The Commissioner Hr & Ce Administration ... vs C.V. Sudharsan And Another on 18 April, 2000

Equivalent citations: 2000(2)CTC559

Bench: R. Jayasimha Babu, Prabha Sridevan

ORDER

1. A person walking along the streets of what is now known as Chennai-1, will see many buildings on which stone slabs have been embedded and inscribed with the word "-------- Chetty Charities denoting an endowment created by the " Arya Vysyai Community". This Community is well known for its benevolence and piety. The intent and purpose behind these endowments is to secure to the founder spiritual benefits by the performance of charitable acts as Justice R.Sengottuvelan in his commentaries on the Tamil Nadu Hindu Religious and Charitable Endowments Act, 1959 notes " In the Hindu system there is no line of demorcation between religion and charity. On the other hand charity is regarded as part of religion. This is because the Hindu Religion recongnises the existence of life after death and it believes in the law of Karma according to which good or bad deeds of a man produce corresponding results in the life to come. Therefore, all Hindu Sages concur in holding that charitable gifts are pious acts par excellence which bring appropriate rewards to the donor."

**Written request A:** Pull out every line of the rows that contains the string "Building", matching its case exactly.
The court order excerpt and the rows that follow have no connection to each other.

**Stored rows:**
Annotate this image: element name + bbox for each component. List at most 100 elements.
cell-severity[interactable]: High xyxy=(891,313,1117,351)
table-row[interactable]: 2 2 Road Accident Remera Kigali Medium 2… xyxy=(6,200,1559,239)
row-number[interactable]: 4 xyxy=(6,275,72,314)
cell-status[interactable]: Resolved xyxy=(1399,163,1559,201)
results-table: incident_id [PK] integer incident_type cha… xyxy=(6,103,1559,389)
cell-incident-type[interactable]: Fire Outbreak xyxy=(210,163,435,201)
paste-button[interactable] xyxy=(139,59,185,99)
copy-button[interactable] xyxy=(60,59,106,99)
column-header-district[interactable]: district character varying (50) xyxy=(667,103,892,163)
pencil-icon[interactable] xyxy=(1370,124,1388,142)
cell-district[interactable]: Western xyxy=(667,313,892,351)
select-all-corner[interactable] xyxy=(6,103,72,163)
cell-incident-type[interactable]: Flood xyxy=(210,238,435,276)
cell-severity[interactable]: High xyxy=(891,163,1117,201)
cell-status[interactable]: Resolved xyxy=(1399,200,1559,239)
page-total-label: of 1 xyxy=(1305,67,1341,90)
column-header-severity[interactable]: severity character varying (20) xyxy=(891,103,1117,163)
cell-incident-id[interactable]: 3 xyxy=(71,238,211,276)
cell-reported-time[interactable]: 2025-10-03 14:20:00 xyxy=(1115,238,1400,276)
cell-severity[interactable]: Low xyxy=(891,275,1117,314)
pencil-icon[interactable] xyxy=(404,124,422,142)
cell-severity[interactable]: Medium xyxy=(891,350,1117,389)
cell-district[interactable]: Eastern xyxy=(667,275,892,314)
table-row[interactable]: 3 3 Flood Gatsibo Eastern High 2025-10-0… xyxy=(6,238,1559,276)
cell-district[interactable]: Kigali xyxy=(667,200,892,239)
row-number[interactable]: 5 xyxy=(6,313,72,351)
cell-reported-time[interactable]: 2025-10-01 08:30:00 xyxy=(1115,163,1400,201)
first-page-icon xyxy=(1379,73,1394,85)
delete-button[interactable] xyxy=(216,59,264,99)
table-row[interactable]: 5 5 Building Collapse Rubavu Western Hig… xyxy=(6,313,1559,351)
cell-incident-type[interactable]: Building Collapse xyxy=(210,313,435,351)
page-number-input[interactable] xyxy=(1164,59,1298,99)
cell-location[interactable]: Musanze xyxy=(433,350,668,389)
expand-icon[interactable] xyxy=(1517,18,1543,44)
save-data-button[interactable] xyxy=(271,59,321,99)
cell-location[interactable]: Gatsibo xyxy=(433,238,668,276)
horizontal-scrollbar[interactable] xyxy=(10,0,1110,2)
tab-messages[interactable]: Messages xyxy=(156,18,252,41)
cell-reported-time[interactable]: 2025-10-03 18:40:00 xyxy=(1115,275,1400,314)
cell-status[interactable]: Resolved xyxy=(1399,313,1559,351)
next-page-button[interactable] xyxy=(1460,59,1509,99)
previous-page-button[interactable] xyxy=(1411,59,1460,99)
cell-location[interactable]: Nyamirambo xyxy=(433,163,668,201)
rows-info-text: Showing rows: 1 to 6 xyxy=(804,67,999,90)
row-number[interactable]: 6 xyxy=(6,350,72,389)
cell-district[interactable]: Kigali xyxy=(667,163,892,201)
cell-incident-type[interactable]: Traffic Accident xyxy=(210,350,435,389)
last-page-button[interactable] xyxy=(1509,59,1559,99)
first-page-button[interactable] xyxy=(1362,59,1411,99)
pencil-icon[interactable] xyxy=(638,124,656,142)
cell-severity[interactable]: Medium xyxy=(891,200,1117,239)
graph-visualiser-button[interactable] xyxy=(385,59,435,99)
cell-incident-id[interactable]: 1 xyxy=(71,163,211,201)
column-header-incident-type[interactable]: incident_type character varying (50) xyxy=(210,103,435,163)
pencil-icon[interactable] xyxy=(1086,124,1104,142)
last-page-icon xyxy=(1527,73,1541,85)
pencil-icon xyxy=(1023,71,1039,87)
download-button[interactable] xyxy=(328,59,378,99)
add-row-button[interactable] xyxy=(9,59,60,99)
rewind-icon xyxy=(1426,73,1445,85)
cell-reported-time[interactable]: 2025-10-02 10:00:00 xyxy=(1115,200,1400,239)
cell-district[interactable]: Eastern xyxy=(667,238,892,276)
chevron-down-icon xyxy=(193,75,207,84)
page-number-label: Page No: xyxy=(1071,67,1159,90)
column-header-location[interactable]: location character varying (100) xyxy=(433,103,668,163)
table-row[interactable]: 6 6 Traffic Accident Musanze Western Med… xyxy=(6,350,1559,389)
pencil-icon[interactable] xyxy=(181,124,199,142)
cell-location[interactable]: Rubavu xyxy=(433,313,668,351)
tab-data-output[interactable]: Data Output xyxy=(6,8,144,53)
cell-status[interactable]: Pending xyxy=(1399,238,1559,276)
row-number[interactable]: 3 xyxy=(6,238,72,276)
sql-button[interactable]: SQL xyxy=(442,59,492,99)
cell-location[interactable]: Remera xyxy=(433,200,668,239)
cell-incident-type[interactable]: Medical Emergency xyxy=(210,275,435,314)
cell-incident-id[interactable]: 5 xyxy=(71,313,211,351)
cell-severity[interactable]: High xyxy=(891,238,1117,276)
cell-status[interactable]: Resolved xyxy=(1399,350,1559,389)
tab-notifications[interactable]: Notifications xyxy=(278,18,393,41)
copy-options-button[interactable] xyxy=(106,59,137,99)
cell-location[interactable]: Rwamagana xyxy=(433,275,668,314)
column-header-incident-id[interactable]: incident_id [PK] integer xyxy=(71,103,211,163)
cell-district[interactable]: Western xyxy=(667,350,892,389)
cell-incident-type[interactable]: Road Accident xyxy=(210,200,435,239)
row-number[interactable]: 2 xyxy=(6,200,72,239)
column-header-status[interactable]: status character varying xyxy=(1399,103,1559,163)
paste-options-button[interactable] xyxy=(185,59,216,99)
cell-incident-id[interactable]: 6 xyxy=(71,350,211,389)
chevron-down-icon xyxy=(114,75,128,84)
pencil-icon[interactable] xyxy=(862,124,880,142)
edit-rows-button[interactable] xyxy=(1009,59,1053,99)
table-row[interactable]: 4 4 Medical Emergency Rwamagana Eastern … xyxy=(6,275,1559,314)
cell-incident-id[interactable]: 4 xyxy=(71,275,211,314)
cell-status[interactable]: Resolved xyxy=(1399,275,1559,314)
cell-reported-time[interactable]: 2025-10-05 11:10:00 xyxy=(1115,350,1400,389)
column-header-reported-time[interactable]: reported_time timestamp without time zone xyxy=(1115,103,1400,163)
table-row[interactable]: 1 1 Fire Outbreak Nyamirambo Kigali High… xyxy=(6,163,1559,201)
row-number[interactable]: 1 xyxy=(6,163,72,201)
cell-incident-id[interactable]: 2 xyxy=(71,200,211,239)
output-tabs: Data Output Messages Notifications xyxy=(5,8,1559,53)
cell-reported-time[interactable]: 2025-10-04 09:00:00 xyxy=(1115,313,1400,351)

**Written request B:** According to the court order excerpt, why is charity treated as part of religion in the Hindu system?

**Right answer A:**
table-row[interactable]: 5 5 Building Collapse Rubavu Western Hig… xyxy=(6,313,1559,351)
cell-incident-type[interactable]: Building Collapse xyxy=(210,313,435,351)

**Right answer B:** Charity is treated as part of religion because the Hindu religion recognizes that there is life after death and believes in the law of Karma, under which a person's good or bad deeds produce corresponding results in the life to come. For this reason, Hindu sages agree that charitable gifts are pious acts that bring appropriate rewards to the donor.